> Task: Look through the data and write out every line with the word "excepto" in it.

> Extracted entries:
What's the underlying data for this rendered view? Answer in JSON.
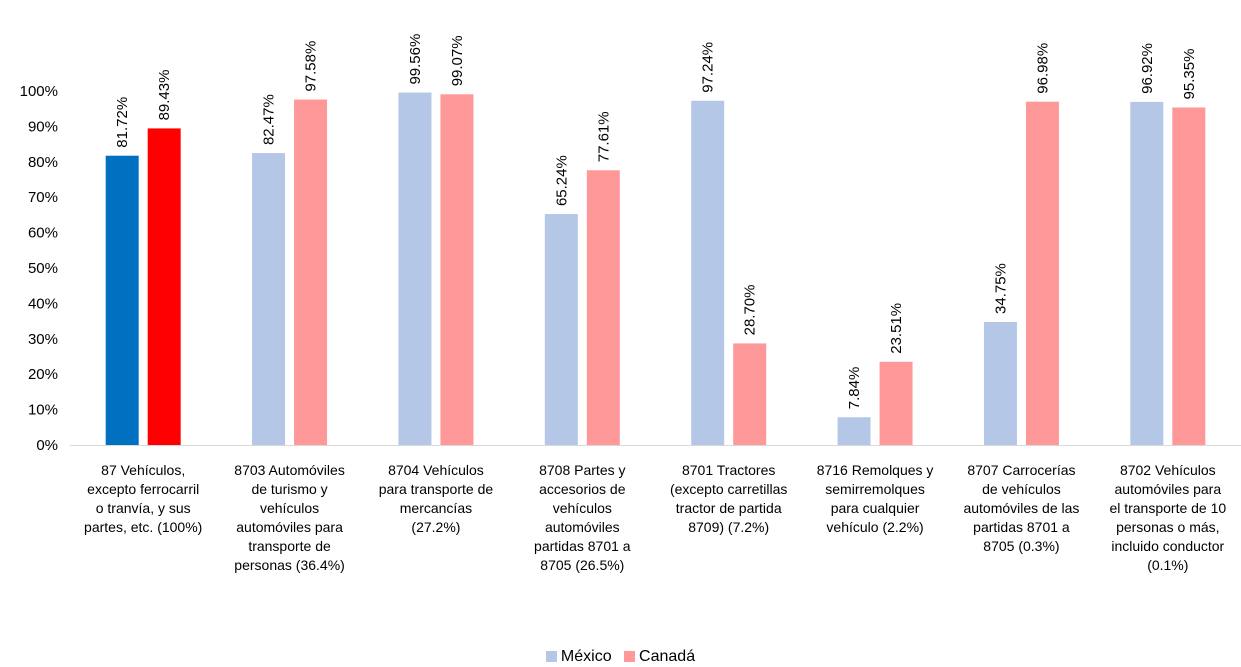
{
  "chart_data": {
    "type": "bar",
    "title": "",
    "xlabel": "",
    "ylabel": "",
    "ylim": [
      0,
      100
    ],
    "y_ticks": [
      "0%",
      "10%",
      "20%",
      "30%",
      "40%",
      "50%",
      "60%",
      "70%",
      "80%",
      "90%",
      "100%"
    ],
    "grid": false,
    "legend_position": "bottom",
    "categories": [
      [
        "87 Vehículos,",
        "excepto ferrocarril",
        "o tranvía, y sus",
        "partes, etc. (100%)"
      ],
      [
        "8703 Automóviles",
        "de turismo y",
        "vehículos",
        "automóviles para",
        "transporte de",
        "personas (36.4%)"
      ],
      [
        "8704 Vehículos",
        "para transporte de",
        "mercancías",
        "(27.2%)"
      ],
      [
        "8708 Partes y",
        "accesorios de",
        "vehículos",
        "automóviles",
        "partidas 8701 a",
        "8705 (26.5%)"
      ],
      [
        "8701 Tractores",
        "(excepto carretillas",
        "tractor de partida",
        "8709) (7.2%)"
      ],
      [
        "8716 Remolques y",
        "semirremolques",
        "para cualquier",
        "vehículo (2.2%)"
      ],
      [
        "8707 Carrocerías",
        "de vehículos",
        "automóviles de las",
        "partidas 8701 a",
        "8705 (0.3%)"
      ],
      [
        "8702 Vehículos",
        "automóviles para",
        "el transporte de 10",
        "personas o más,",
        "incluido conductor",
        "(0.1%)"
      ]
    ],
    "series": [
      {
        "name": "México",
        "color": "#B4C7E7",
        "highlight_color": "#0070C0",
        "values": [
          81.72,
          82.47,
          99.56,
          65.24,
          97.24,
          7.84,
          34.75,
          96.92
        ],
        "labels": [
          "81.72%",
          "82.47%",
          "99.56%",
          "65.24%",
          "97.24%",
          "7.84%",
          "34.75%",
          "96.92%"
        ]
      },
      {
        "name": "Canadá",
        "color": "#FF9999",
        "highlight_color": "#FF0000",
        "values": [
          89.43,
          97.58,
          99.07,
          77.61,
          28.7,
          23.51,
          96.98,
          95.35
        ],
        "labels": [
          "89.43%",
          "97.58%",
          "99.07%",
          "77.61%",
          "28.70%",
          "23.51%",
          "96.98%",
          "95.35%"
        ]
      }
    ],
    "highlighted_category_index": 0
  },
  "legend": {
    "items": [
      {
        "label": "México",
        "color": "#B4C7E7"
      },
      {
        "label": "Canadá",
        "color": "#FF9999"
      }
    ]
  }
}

> Final answer:
        "excepto ferrocarril",
        "(excepto carretillas",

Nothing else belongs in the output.